## START

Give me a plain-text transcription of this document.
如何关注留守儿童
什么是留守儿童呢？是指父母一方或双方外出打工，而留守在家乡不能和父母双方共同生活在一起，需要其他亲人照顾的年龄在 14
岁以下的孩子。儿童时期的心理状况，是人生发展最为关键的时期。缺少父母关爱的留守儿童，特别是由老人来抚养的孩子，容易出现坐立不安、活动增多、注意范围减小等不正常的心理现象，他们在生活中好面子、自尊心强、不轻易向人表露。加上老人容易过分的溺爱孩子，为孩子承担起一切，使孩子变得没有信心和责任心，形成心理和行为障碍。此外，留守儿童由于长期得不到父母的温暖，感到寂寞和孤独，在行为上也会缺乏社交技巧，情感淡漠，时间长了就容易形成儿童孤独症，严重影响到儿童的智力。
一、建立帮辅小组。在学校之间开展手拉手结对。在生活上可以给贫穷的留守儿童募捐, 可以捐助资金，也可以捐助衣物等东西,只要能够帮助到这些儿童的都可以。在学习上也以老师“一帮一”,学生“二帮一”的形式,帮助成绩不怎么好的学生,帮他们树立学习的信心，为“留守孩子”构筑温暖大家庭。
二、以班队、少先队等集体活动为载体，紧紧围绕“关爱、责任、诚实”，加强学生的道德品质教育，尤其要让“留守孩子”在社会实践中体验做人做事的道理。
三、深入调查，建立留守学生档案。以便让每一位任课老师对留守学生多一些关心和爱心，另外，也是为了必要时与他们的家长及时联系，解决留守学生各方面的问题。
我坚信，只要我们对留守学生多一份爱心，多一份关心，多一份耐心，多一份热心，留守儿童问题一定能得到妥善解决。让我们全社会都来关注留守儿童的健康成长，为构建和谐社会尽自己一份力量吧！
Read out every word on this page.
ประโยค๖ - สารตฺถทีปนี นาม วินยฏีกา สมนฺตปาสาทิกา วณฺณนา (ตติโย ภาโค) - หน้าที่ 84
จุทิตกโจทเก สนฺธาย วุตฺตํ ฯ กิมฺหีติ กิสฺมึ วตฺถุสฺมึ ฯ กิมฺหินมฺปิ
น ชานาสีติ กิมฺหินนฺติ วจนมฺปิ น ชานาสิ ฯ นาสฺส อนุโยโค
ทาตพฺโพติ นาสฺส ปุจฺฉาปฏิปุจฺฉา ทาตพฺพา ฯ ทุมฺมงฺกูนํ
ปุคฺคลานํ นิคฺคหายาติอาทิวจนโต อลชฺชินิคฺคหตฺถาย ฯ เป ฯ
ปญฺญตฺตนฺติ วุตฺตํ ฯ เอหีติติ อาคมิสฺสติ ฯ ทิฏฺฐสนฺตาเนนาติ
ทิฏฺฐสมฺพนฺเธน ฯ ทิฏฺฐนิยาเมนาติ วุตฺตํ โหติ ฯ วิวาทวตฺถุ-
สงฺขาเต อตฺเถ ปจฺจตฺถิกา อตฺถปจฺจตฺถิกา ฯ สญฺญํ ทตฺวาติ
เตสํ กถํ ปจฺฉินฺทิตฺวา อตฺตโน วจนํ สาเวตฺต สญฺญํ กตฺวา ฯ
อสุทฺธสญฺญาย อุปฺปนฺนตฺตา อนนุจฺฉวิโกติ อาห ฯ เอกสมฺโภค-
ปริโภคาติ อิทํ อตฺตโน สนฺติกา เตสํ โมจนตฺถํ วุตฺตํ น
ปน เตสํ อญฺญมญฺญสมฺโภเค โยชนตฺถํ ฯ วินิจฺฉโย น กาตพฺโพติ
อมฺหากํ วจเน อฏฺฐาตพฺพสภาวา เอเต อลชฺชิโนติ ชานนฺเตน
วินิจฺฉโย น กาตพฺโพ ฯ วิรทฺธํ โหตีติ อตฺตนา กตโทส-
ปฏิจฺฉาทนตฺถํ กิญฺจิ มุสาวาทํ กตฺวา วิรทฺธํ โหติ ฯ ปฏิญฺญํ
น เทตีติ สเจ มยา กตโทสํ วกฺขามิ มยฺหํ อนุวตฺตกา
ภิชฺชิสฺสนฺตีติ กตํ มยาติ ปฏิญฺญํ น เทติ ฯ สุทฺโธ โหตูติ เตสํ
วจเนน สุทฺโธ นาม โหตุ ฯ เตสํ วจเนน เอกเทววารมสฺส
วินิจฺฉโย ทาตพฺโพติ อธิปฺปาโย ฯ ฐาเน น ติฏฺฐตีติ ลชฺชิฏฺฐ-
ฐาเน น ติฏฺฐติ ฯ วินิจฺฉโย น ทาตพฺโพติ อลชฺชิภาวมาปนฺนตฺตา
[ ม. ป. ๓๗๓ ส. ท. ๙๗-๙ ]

## END

## Exercise objective
Pick out and copy the lines of the material that include the word "กตโทส".

## Output of the exercise
วินิจฺฉโย น กาตพฺโพ ฯ วิรทฺธํ โหตีติ อตฺตนา กตโทส-
น เทตีติ สเจ มยา กตโทสํ วกฺขามิ มยฺหํ อนุวตฺตกา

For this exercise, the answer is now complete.